Task description –
From the entries below, pull out each line where "Nowak" appears.
#####
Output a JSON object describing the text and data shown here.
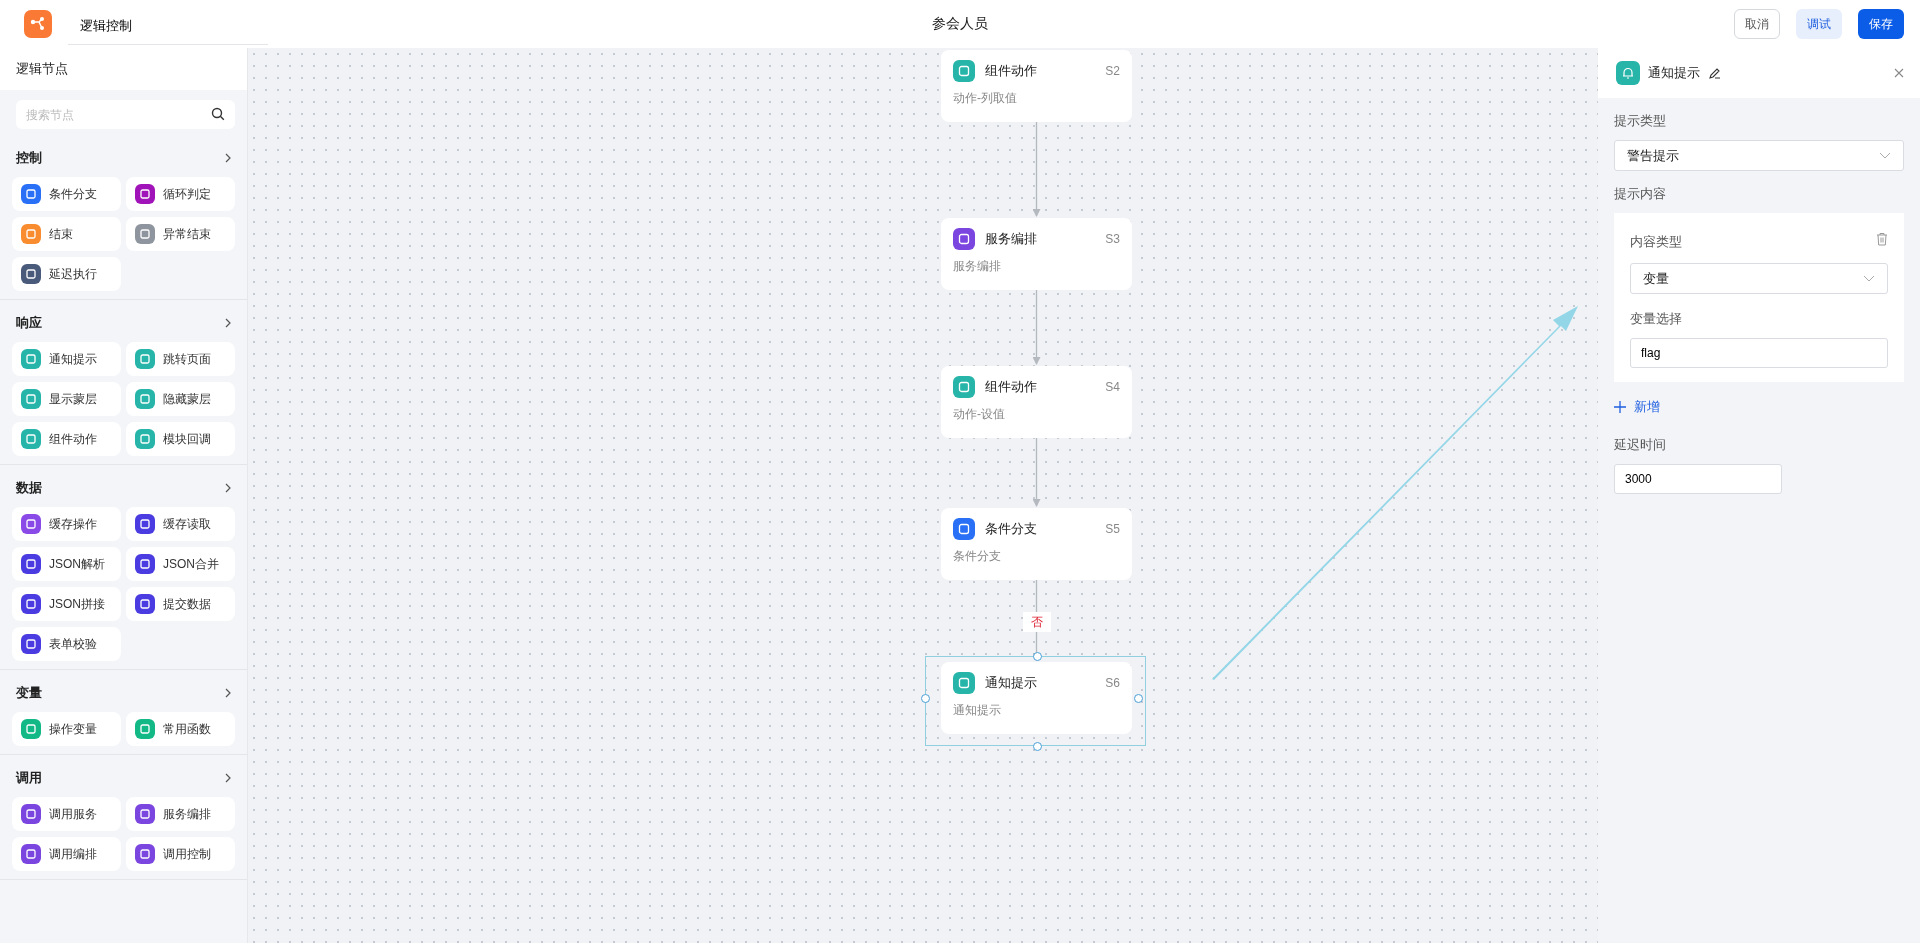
{
  "app": {
    "name": "逻辑控制",
    "page_title": "参会人员",
    "buttons": [
      {
        "label": "取消",
        "kind": "default"
      },
      {
        "label": "调试",
        "kind": "light"
      },
      {
        "label": "保存",
        "kind": "primary"
      }
    ]
  },
  "sidebar": {
    "title": "逻辑节点",
    "search": {
      "placeholder": "搜索节点"
    },
    "groups": [
      {
        "title": "控制",
        "items": [
          {
            "label": "条件分支",
            "color": "#2970f6"
          },
          {
            "label": "循环判定",
            "color": "#a013b8"
          },
          {
            "label": "结束",
            "color": "#f98c2e"
          },
          {
            "label": "异常结束",
            "color": "#8f959e"
          },
          {
            "label": "延迟执行",
            "color": "#4a5a7a"
          }
        ]
      },
      {
        "title": "响应",
        "items": [
          {
            "label": "通知提示",
            "color": "#26b5a8"
          },
          {
            "label": "跳转页面",
            "color": "#26b5a8"
          },
          {
            "label": "显示蒙层",
            "color": "#26b5a8"
          },
          {
            "label": "隐藏蒙层",
            "color": "#26b5a8"
          },
          {
            "label": "组件动作",
            "color": "#26b5a8"
          },
          {
            "label": "模块回调",
            "color": "#26b5a8"
          }
        ]
      },
      {
        "title": "数据",
        "items": [
          {
            "label": "缓存操作",
            "color": "#8a4ae8"
          },
          {
            "label": "缓存读取",
            "color": "#4a3ce0"
          },
          {
            "label": "JSON解析",
            "color": "#4a3ce0"
          },
          {
            "label": "JSON合并",
            "color": "#4a3ce0"
          },
          {
            "label": "JSON拼接",
            "color": "#4a3ce0"
          },
          {
            "label": "提交数据",
            "color": "#4a3ce0"
          },
          {
            "label": "表单校验",
            "color": "#4a3ce0"
          }
        ]
      },
      {
        "title": "变量",
        "items": [
          {
            "label": "操作变量",
            "color": "#12b886"
          },
          {
            "label": "常用函数",
            "color": "#12b886"
          }
        ]
      },
      {
        "title": "调用",
        "items": [
          {
            "label": "调用服务",
            "color": "#7b45e0"
          },
          {
            "label": "服务编排",
            "color": "#7b45e0"
          },
          {
            "label": "调用编排",
            "color": "#7b45e0"
          },
          {
            "label": "调用控制",
            "color": "#7b45e0"
          }
        ]
      }
    ]
  },
  "canvas": {
    "nodes": [
      {
        "title": "组件动作",
        "code": "S2",
        "subtitle": "动作-列取值",
        "color": "#26b5a8",
        "selected": false
      },
      {
        "title": "服务编排",
        "code": "S3",
        "subtitle": "服务编排",
        "color": "#7b45e0",
        "selected": false
      },
      {
        "title": "组件动作",
        "code": "S4",
        "subtitle": "动作-设值",
        "color": "#26b5a8",
        "selected": false
      },
      {
        "title": "条件分支",
        "code": "S5",
        "subtitle": "条件分支",
        "color": "#2970f6",
        "selected": false
      },
      {
        "title": "通知提示",
        "code": "S6",
        "subtitle": "通知提示",
        "color": "#26b5a8",
        "selected": true,
        "edge_label": "否"
      }
    ]
  },
  "panel": {
    "title": "通知提示",
    "color": "#26b5a8",
    "notice_type": {
      "label": "提示类型",
      "value": "警告提示"
    },
    "content": {
      "label": "提示内容",
      "items": [
        {
          "type_label": "内容类型",
          "type_value": "变量",
          "var_label": "变量选择",
          "var_value": "flag"
        }
      ],
      "add": "新增"
    },
    "delay": {
      "label": "延迟时间",
      "value": "3000"
    }
  }
}
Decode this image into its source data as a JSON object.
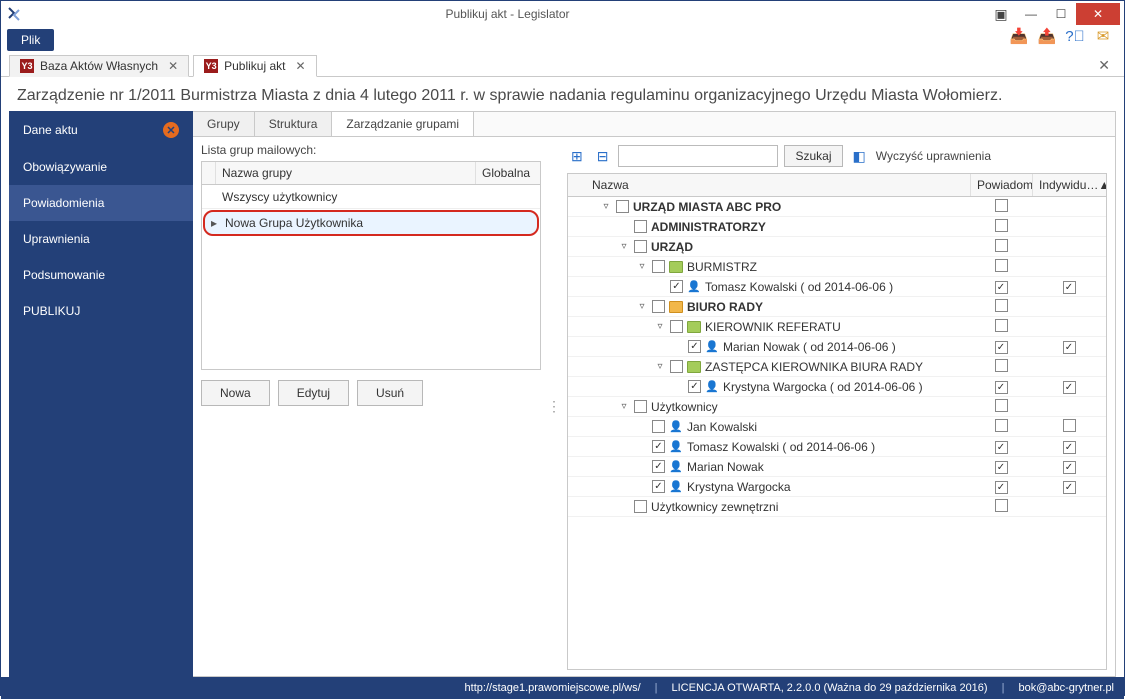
{
  "window": {
    "title": "Publikuj akt - Legislator"
  },
  "menu": {
    "file": "Plik"
  },
  "doc_tabs": [
    {
      "label": "Baza Aktów Własnych",
      "active": false
    },
    {
      "label": "Publikuj akt",
      "active": true
    }
  ],
  "heading": "Zarządzenie nr 1/2011 Burmistrza Miasta z dnia 4 lutego 2011 r. w sprawie nadania regulaminu organizacyjnego Urzędu Miasta Wołomierz.",
  "sidebar": {
    "items": [
      "Dane aktu",
      "Obowiązywanie",
      "Powiadomienia",
      "Uprawnienia",
      "Podsumowanie",
      "PUBLIKUJ"
    ],
    "active_index": 2
  },
  "inner_tabs": [
    {
      "label": "Grupy"
    },
    {
      "label": "Struktura"
    },
    {
      "label": "Zarządzanie grupami",
      "active": true
    }
  ],
  "groups_panel": {
    "title": "Lista grup mailowych:",
    "columns": {
      "name": "Nazwa grupy",
      "global": "Globalna"
    },
    "rows": [
      {
        "name": "Wszyscy użytkownicy",
        "global": false,
        "highlight": false
      },
      {
        "name": "Nowa Grupa Użytkownika",
        "global": false,
        "highlight": true,
        "marker": "▸"
      }
    ],
    "buttons": {
      "new": "Nowa",
      "edit": "Edytuj",
      "delete": "Usuń"
    }
  },
  "toolbar": {
    "search_placeholder": "",
    "search_btn": "Szukaj",
    "clear_label": "Wyczyść uprawnienia"
  },
  "tree": {
    "columns": {
      "name": "Nazwa",
      "notify": "Powiadom",
      "indiv": "Indywidu…"
    },
    "rows": [
      {
        "depth": 0,
        "exp": "▿",
        "cb": false,
        "text": "URZĄD MIASTA ABC PRO",
        "bold": true,
        "notify": false,
        "indiv": null
      },
      {
        "depth": 1,
        "exp": "",
        "cb": false,
        "text": "ADMINISTRATORZY",
        "bold": true,
        "notify": false,
        "indiv": null
      },
      {
        "depth": 1,
        "exp": "▿",
        "cb": false,
        "text": "URZĄD",
        "bold": true,
        "notify": false,
        "indiv": null
      },
      {
        "depth": 2,
        "exp": "▿",
        "cb": false,
        "icon": "folder",
        "text": "BURMISTRZ",
        "notify": false,
        "indiv": null
      },
      {
        "depth": 3,
        "exp": "",
        "cb": true,
        "icon": "user",
        "text": "Tomasz Kowalski ( od 2014-06-06 )",
        "notify": true,
        "indiv": true
      },
      {
        "depth": 2,
        "exp": "▿",
        "cb": false,
        "icon": "folder-o",
        "text": "BIURO RADY",
        "bold": true,
        "notify": false,
        "indiv": null
      },
      {
        "depth": 3,
        "exp": "▿",
        "cb": false,
        "icon": "folder",
        "text": "KIEROWNIK REFERATU",
        "notify": false,
        "indiv": null
      },
      {
        "depth": 4,
        "exp": "",
        "cb": true,
        "icon": "user",
        "text": "Marian Nowak ( od 2014-06-06 )",
        "notify": true,
        "indiv": true
      },
      {
        "depth": 3,
        "exp": "▿",
        "cb": false,
        "icon": "folder",
        "text": "ZASTĘPCA KIEROWNIKA BIURA RADY",
        "notify": false,
        "indiv": null
      },
      {
        "depth": 4,
        "exp": "",
        "cb": true,
        "icon": "user",
        "text": "Krystyna Wargocka ( od 2014-06-06 )",
        "notify": true,
        "indiv": true
      },
      {
        "depth": 1,
        "exp": "▿",
        "cb": false,
        "text": "Użytkownicy",
        "notify": false,
        "indiv": null
      },
      {
        "depth": 2,
        "exp": "",
        "cb": false,
        "icon": "user",
        "text": "Jan Kowalski",
        "notify": false,
        "indiv": false
      },
      {
        "depth": 2,
        "exp": "",
        "cb": true,
        "icon": "user",
        "text": "Tomasz Kowalski ( od 2014-06-06 )",
        "notify": true,
        "indiv": true
      },
      {
        "depth": 2,
        "exp": "",
        "cb": true,
        "icon": "user",
        "text": "Marian Nowak",
        "notify": true,
        "indiv": true
      },
      {
        "depth": 2,
        "exp": "",
        "cb": true,
        "icon": "user",
        "text": "Krystyna Wargocka",
        "notify": true,
        "indiv": true
      },
      {
        "depth": 1,
        "exp": "",
        "cb": false,
        "text": "Użytkownicy zewnętrzni",
        "notify": false,
        "indiv": null
      }
    ]
  },
  "footer": {
    "url": "http://stage1.prawomiejscowe.pl/ws/",
    "license": "LICENCJA OTWARTA, 2.2.0.0 (Ważna do 29 października 2016)",
    "email": "bok@abc-grytner.pl"
  }
}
#####
Task answer –
        "text": "Marian Nowak ( od 2014-06-06 )",
        "text": "Marian Nowak",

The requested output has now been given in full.